- Bacaan -
'''

Karya Tiga Dimensi Penolak Panen Terakhir
foto: pitogoestin |
SAMBADI, 75 tahun terlihat hilir mudik dengan sebilah sabit
di tangan kanannya. Lelaki tua yang telah puluhan tahun tinggal di dusun
Jeblog, kecamatan Kasihan, kabupaten Bantul itu tengah memantau pengairan beberapa
petak sawah yang menjadi tanggung jawabnya. Yang pasti, bukan petak sawah
miliknya.
“Sudah saya jual untuk berobat, untuk bangun rumah. Ya, baru
tahun ini saya benar-benar enggak punya sawah,” kata Sambadi saat ditemui Tempo
di tepi sawah, Rabu (3/10/2012).
Ada kerinduan Sambadi akan petak-petak sawahnya yang satu
per satu hilang. Dia berharap kelak bisa memilikinya lagi. Meski harapan itu
sangat tipis mengingat petak-petak sawah di dusun itu banyak yang berbuah
menjadi dinding-dinding beton perumahan. Padahal, Sambadi sejak kelas II
Sekolah Dasar sudah biasa membantu ayahnya membajak di sawah. Saat tak sekolah,
biasa berangkat ke sawah kala pagi buta dan pulang saat petang. Tengah hari menjadi
waktu yang dinanti karena menunggu kiriman makanan dari ibunya sembari duduk di
gubuk-gubuk bambu yang ada di tengah sawah. Gubuk bambu itu juga menjadi tempat
petani untuk menghalau burung-burung pemakan bulir-bulir padi.
“Sekarang sudah tidak ada gubuk-gubuk bambu di tengah sawah.
Orang malas berlama-lama di sawah,” kata Sambadi.
Banyak petani masa kini yang datang kala matahari sudah
terbit dan segera pulang saat jarum jam menunjuk pukul 11 siang.
foto: pitogoestin |
Kegundahan Sambadi, dan beberapa petani tua beberapa zaman itu
ditangkap sejumlah seniman seni rupa tiga dimensi yang tergabung dalam
Komunitas Garda Matra yang lahir di dusun itu. Mereka pun memotret kegelisahan
petani, masa depan persawahan, dan alam sekitarnya melalui karya-karya tiga
dimensi. Mereka mempersiapkan 10 karya tiga dimensi berupa patung dan instalasi
dalam waktu satu bulan, termasuk menggagas temanya. Jadilah perhelatan “Panen
Terakhir” yang ditampilkan di tengah areah persawahan di dusun Jeblog dan
Nitiprayan sedari 27 September hingga penghujung 2012 mendatang.

'''

- Catatan Ditampilkan -
'''

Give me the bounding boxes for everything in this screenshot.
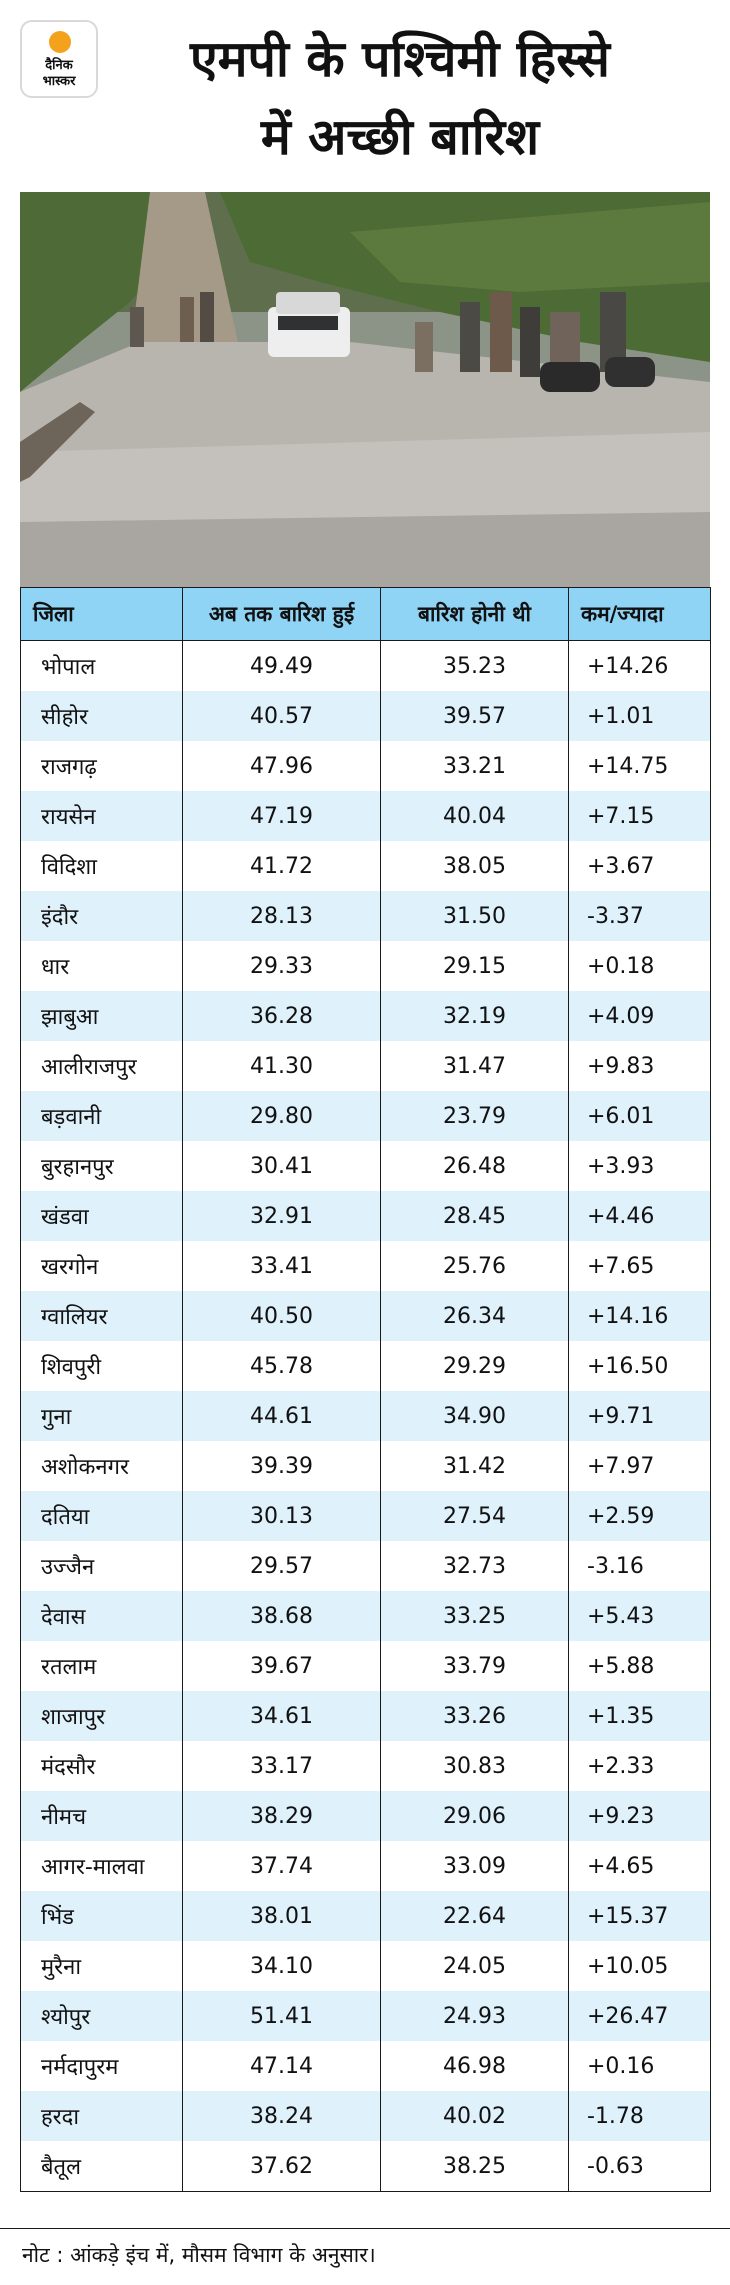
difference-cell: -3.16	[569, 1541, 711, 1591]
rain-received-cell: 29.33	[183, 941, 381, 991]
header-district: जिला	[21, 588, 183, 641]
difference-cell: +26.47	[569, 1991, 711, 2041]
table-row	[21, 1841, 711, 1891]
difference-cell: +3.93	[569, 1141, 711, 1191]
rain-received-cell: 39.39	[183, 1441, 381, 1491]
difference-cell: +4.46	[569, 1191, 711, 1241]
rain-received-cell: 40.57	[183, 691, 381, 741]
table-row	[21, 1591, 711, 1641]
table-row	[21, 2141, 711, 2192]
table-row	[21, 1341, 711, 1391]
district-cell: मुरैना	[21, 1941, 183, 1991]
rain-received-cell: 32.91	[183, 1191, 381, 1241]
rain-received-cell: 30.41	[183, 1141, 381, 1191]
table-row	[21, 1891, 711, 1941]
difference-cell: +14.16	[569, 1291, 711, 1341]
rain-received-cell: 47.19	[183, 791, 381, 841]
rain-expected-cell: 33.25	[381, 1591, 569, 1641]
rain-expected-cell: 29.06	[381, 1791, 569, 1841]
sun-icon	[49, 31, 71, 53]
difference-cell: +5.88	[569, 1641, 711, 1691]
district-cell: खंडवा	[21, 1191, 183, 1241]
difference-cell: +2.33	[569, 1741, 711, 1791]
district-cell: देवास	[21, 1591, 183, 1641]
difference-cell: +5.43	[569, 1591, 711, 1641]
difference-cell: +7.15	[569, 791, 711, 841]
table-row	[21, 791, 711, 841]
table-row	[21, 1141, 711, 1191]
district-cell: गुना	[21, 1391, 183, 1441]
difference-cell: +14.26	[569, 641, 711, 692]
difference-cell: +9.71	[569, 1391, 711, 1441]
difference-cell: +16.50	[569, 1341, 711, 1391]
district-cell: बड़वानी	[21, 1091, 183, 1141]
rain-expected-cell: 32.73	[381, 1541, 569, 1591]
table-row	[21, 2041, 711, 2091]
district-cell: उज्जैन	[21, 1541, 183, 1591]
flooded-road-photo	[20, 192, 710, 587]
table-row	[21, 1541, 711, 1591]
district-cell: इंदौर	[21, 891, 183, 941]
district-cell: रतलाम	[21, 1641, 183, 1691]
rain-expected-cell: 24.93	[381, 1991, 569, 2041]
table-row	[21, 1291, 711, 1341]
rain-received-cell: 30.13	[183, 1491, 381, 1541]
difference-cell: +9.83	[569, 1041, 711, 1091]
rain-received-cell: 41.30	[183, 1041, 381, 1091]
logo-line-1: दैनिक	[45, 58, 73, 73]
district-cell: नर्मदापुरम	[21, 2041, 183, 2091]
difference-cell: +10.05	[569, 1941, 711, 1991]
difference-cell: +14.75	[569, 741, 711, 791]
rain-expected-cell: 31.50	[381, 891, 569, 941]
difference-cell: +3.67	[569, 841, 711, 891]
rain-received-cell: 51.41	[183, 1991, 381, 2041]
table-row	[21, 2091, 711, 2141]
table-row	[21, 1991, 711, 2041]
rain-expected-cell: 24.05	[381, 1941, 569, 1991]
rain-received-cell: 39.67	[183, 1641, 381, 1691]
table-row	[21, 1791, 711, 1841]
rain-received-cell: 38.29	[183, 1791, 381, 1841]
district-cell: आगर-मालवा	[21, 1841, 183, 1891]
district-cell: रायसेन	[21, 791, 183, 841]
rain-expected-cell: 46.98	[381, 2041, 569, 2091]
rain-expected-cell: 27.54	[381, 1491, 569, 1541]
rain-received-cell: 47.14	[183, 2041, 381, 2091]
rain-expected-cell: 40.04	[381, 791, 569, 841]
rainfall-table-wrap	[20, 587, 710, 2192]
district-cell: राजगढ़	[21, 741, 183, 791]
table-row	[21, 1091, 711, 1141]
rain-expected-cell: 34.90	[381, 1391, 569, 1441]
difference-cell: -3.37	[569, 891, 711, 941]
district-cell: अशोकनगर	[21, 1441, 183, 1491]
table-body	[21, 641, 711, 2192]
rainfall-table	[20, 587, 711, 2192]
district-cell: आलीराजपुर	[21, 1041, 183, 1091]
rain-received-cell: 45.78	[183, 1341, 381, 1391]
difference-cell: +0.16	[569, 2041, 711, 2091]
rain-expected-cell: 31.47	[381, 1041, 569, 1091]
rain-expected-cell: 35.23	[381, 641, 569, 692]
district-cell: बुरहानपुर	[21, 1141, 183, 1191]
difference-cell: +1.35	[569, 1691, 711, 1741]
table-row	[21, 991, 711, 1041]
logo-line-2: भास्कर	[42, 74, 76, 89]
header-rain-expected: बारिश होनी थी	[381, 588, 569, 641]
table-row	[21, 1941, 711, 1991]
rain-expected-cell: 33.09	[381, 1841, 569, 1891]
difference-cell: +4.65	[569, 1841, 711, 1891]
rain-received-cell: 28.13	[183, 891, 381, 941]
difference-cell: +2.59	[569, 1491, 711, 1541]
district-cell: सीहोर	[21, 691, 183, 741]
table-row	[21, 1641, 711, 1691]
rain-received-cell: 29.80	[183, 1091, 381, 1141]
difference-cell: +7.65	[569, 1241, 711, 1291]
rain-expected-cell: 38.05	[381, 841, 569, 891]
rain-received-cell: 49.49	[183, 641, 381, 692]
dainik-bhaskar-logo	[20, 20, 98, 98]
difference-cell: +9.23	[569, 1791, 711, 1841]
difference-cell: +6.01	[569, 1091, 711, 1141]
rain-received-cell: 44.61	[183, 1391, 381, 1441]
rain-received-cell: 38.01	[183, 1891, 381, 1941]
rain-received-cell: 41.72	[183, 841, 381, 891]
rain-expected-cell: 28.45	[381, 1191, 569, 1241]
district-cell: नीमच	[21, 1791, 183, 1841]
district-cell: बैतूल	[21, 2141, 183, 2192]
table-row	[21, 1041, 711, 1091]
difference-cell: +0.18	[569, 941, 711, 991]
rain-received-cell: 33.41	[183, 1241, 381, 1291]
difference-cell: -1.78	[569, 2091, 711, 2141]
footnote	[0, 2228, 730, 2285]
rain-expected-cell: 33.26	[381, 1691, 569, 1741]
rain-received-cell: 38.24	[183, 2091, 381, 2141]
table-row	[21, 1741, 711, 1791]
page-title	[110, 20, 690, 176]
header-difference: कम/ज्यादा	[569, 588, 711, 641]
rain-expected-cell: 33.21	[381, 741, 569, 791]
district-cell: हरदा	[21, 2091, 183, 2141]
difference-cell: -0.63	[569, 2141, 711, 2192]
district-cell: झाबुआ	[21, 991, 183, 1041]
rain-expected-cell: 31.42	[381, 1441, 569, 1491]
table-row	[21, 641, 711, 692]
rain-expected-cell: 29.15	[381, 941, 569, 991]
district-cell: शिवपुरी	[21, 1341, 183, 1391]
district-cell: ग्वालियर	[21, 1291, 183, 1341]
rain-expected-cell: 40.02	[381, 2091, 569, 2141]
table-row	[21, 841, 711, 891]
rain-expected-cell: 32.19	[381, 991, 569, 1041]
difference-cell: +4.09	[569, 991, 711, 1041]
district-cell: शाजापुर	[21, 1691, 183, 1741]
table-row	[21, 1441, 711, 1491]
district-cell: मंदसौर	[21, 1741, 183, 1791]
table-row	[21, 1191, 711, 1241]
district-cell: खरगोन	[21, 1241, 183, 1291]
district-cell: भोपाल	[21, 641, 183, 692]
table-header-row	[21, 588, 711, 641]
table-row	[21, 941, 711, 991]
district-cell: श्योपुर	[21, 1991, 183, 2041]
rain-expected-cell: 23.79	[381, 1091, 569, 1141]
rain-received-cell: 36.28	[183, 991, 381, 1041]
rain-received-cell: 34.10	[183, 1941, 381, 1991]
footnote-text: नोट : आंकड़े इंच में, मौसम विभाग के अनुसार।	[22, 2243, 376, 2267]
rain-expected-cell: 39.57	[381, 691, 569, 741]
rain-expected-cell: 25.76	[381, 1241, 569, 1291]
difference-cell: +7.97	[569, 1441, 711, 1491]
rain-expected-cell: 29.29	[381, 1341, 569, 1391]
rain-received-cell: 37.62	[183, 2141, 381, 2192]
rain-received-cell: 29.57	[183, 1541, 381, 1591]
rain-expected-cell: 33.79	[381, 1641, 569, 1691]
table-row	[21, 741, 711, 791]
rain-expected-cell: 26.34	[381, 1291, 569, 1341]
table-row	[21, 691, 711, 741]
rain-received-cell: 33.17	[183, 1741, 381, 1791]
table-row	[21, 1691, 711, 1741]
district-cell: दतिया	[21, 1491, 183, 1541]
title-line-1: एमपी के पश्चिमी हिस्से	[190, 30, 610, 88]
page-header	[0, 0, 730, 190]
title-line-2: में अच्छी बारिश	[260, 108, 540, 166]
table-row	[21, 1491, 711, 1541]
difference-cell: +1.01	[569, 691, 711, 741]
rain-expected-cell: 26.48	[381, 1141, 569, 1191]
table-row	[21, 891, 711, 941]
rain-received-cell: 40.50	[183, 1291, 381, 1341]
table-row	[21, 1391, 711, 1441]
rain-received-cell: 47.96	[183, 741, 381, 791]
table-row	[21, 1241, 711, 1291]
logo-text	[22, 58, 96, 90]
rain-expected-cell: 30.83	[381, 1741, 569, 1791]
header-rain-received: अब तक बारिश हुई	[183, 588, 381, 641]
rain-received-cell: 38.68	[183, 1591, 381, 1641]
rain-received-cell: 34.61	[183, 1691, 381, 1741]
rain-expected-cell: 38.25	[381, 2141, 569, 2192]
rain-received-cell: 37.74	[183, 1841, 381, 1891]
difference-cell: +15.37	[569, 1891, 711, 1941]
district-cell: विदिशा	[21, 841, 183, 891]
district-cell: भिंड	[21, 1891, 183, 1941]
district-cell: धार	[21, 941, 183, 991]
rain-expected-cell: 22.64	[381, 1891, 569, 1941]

'''
'''

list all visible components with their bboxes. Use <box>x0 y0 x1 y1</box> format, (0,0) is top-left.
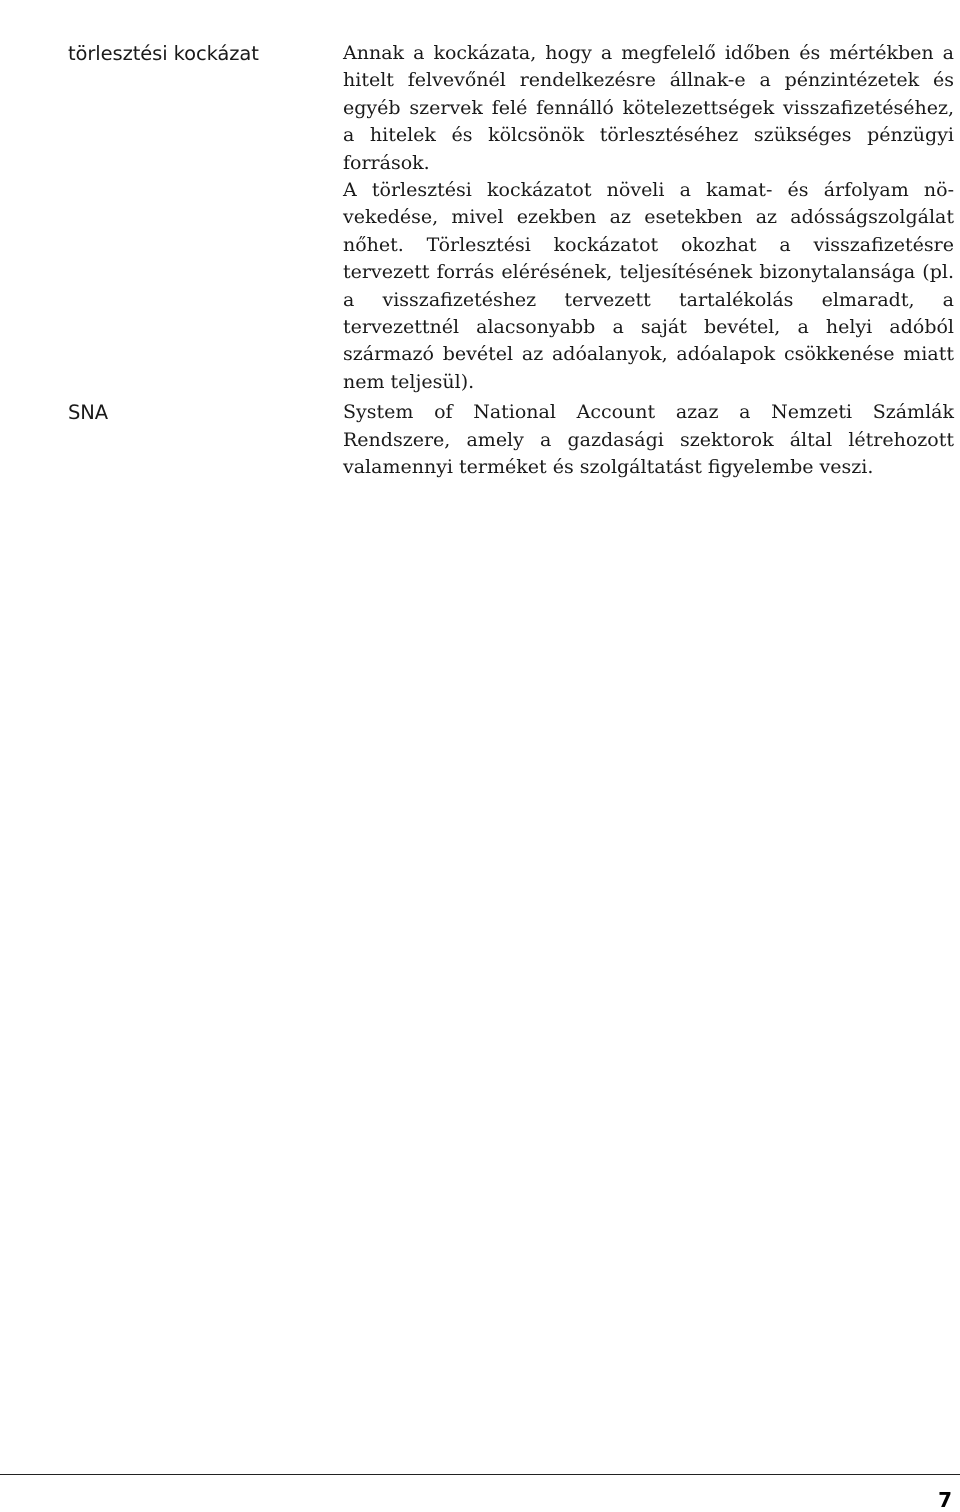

'''

- Tugas -
Salin persis bagian bacaan tentang sawah di dusun Jeblog, mulai dari "Ada kerinduan Sambadi" sampai dengan "pukul 11 siang.". Catatan tersebut tidak ada hubungannya dengan tugas ini.

- Hasil -
Ada kerinduan Sambadi akan petak-petak sawahnya yang satu
per satu hilang. Dia berharap kelak bisa memilikinya lagi. Meski harapan itu
sangat tipis mengingat petak-petak sawah di dusun itu banyak yang berbuah
menjadi dinding-dinding beton perumahan. Padahal, Sambadi sejak kelas II
Sekolah Dasar sudah biasa membantu ayahnya membajak di sawah. Saat tak sekolah,
biasa berangkat ke sawah kala pagi buta dan pulang saat petang. Tengah hari menjadi
waktu yang dinanti karena menunggu kiriman makanan dari ibunya sembari duduk di
gubuk-gubuk bambu yang ada di tengah sawah. Gubuk bambu itu juga menjadi tempat
petani untuk menghalau burung-burung pemakan bulir-bulir padi.
“Sekarang sudah tidak ada gubuk-gubuk bambu di tengah sawah.
Orang malas berlama-lama di sawah,” kata Sambadi.
Banyak petani masa kini yang datang kala matahari sudah
terbit dan segera pulang saat jarum jam menunjuk pukul 11 siang.